───── Exercise data ─────
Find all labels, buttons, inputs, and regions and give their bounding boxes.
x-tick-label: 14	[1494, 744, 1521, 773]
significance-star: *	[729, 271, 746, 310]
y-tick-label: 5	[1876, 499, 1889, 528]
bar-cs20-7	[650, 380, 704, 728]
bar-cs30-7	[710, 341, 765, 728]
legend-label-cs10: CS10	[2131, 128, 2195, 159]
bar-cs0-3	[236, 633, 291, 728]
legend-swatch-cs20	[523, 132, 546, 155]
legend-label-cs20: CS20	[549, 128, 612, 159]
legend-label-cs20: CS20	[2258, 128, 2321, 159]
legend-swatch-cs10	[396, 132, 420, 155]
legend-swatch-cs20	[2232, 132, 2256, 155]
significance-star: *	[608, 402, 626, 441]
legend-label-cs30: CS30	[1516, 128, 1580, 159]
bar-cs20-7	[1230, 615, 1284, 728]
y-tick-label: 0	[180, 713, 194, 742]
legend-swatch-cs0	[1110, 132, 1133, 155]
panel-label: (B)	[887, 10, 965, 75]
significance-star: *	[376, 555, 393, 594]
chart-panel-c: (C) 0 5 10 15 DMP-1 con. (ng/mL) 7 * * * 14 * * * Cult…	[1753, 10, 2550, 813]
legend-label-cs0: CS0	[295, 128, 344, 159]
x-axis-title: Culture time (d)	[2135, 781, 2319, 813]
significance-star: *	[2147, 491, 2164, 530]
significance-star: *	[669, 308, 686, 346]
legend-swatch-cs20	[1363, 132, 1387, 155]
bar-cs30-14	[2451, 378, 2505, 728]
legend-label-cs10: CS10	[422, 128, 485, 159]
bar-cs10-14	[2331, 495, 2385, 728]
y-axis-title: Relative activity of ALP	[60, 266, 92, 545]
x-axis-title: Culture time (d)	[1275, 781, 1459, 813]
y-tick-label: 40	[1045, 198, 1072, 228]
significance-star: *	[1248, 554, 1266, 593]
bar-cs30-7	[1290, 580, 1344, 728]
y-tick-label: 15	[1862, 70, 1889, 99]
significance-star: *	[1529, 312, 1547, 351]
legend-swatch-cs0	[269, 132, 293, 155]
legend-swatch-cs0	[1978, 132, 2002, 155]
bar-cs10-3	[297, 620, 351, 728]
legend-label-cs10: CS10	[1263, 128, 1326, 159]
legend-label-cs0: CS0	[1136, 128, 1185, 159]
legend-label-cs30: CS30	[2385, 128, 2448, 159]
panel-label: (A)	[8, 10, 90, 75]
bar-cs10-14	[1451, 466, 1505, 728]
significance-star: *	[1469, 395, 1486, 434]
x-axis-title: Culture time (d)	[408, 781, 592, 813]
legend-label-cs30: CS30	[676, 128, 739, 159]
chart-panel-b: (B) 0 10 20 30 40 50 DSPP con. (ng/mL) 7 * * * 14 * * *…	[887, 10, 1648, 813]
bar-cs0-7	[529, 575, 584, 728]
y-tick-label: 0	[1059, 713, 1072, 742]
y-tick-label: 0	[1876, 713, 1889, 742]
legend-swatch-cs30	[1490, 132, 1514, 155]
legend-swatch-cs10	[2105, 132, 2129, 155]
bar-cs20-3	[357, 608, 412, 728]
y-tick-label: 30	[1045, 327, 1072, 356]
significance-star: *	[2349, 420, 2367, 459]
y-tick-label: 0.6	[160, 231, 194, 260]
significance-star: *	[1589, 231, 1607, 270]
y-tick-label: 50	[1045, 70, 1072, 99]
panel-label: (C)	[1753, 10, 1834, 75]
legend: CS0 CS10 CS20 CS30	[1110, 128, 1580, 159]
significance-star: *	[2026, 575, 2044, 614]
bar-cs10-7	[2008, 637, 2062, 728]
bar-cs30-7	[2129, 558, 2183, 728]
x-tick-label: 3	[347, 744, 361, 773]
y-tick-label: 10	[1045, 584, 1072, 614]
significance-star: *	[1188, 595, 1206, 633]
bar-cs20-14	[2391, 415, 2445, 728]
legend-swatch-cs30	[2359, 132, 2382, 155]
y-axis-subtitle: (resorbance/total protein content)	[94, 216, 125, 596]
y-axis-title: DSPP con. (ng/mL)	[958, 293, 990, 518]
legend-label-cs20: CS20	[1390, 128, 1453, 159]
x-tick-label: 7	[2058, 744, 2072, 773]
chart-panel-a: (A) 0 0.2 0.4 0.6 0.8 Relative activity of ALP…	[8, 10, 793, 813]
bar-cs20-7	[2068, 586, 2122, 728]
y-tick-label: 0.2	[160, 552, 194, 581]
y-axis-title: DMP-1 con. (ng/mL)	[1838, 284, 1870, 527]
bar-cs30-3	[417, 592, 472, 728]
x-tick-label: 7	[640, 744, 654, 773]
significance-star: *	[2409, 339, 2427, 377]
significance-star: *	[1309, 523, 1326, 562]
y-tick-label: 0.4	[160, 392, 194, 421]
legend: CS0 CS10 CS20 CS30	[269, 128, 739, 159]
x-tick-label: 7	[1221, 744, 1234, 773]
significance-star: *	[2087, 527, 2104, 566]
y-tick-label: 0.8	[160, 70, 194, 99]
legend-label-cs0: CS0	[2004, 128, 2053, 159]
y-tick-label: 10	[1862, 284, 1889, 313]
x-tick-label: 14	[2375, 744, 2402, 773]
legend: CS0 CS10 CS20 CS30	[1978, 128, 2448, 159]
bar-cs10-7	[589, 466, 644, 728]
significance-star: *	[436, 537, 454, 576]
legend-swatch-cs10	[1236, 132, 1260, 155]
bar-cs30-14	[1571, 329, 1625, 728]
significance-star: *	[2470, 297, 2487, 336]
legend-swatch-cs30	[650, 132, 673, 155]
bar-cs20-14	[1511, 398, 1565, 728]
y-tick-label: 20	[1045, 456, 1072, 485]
─────
Problem description
Extract all the material, leaving every line as it is.

Answer box
Find all labels, buttons, inputs, and regions and give their bounding boxes.
x-tick-label: 14	[1494, 744, 1521, 773]
significance-star: *	[729, 271, 746, 310]
y-tick-label: 5	[1876, 499, 1889, 528]
bar-cs20-7	[650, 380, 704, 728]
bar-cs30-7	[710, 341, 765, 728]
legend-label-cs10: CS10	[2131, 128, 2195, 159]
bar-cs0-3	[236, 633, 291, 728]
legend-swatch-cs20	[523, 132, 546, 155]
legend-label-cs20: CS20	[549, 128, 612, 159]
legend-label-cs20: CS20	[2258, 128, 2321, 159]
legend-swatch-cs10	[396, 132, 420, 155]
legend-swatch-cs20	[2232, 132, 2256, 155]
significance-star: *	[608, 402, 626, 441]
legend-label-cs30: CS30	[1516, 128, 1580, 159]
bar-cs20-7	[1230, 615, 1284, 728]
y-tick-label: 0	[180, 713, 194, 742]
legend-swatch-cs0	[1110, 132, 1133, 155]
panel-label: (B)	[887, 10, 965, 75]
significance-star: *	[376, 555, 393, 594]
chart-panel-c: (C) 0 5 10 15 DMP-1 con. (ng/mL) 7 * * * 14 * * * Cult…	[1753, 10, 2550, 813]
legend-label-cs0: CS0	[295, 128, 344, 159]
x-axis-title: Culture time (d)	[2135, 781, 2319, 813]
significance-star: *	[2147, 491, 2164, 530]
significance-star: *	[669, 308, 686, 346]
legend-swatch-cs20	[1363, 132, 1387, 155]
bar-cs30-14	[2451, 378, 2505, 728]
legend-label-cs10: CS10	[422, 128, 485, 159]
bar-cs10-14	[2331, 495, 2385, 728]
y-axis-title: Relative activity of ALP	[60, 266, 92, 545]
x-axis-title: Culture time (d)	[1275, 781, 1459, 813]
y-tick-label: 40	[1045, 198, 1072, 228]
significance-star: *	[1248, 554, 1266, 593]
bar-cs30-7	[1290, 580, 1344, 728]
y-tick-label: 15	[1862, 70, 1889, 99]
significance-star: *	[1529, 312, 1547, 351]
legend-swatch-cs0	[269, 132, 293, 155]
legend-swatch-cs0	[1978, 132, 2002, 155]
bar-cs10-3	[297, 620, 351, 728]
legend-label-cs10: CS10	[1263, 128, 1326, 159]
legend-label-cs0: CS0	[1136, 128, 1185, 159]
legend-label-cs30: CS30	[2385, 128, 2448, 159]
panel-label: (A)	[8, 10, 90, 75]
bar-cs10-14	[1451, 466, 1505, 728]
significance-star: *	[1469, 395, 1486, 434]
x-axis-title: Culture time (d)	[408, 781, 592, 813]
legend-label-cs30: CS30	[676, 128, 739, 159]
chart-panel-b: (B) 0 10 20 30 40 50 DSPP con. (ng/mL) 7 * * * 14 * * *…	[887, 10, 1648, 813]
bar-cs0-7	[529, 575, 584, 728]
y-tick-label: 0	[1059, 713, 1072, 742]
y-tick-label: 0	[1876, 713, 1889, 742]
legend-swatch-cs30	[1490, 132, 1514, 155]
legend-swatch-cs10	[2105, 132, 2129, 155]
bar-cs20-3	[357, 608, 412, 728]
y-tick-label: 30	[1045, 327, 1072, 356]
significance-star: *	[2349, 420, 2367, 459]
y-tick-label: 0.6	[160, 231, 194, 260]
significance-star: *	[1589, 231, 1607, 270]
y-tick-label: 50	[1045, 70, 1072, 99]
panel-label: (C)	[1753, 10, 1834, 75]
legend: CS0 CS10 CS20 CS30	[1110, 128, 1580, 159]
significance-star: *	[2026, 575, 2044, 614]
bar-cs10-7	[2008, 637, 2062, 728]
bar-cs30-7	[2129, 558, 2183, 728]
x-tick-label: 3	[347, 744, 361, 773]
y-tick-label: 10	[1045, 584, 1072, 614]
significance-star: *	[1188, 595, 1206, 633]
bar-cs20-14	[2391, 415, 2445, 728]
legend-swatch-cs30	[2359, 132, 2382, 155]
y-axis-subtitle: (resorbance/total protein content)	[94, 216, 125, 596]
y-axis-title: DSPP con. (ng/mL)	[958, 293, 990, 518]
legend-label-cs20: CS20	[1390, 128, 1453, 159]
x-tick-label: 7	[2058, 744, 2072, 773]
chart-panel-a: (A) 0 0.2 0.4 0.6 0.8 Relative activity of ALP…	[8, 10, 793, 813]
bar-cs20-7	[2068, 586, 2122, 728]
y-tick-label: 0.2	[160, 552, 194, 581]
y-axis-title: DMP-1 con. (ng/mL)	[1838, 284, 1870, 527]
bar-cs30-3	[417, 592, 472, 728]
x-tick-label: 7	[640, 744, 654, 773]
significance-star: *	[2409, 339, 2427, 377]
significance-star: *	[1309, 523, 1326, 562]
y-tick-label: 0.4	[160, 392, 194, 421]
legend: CS0 CS10 CS20 CS30	[269, 128, 739, 159]
x-tick-label: 7	[1221, 744, 1234, 773]
significance-star: *	[2087, 527, 2104, 566]
y-tick-label: 0.8	[160, 70, 194, 99]
legend-label-cs0: CS0	[2004, 128, 2053, 159]
y-tick-label: 10	[1862, 284, 1889, 313]
x-tick-label: 14	[2375, 744, 2402, 773]
legend: CS0 CS10 CS20 CS30	[1978, 128, 2448, 159]
bar-cs10-7	[589, 466, 644, 728]
significance-star: *	[436, 537, 454, 576]
legend-swatch-cs10	[1236, 132, 1260, 155]
bar-cs30-14	[1571, 329, 1625, 728]
significance-star: *	[2470, 297, 2487, 336]
legend-swatch-cs30	[650, 132, 673, 155]
bar-cs20-14	[1511, 398, 1565, 728]
y-tick-label: 20	[1045, 456, 1072, 485]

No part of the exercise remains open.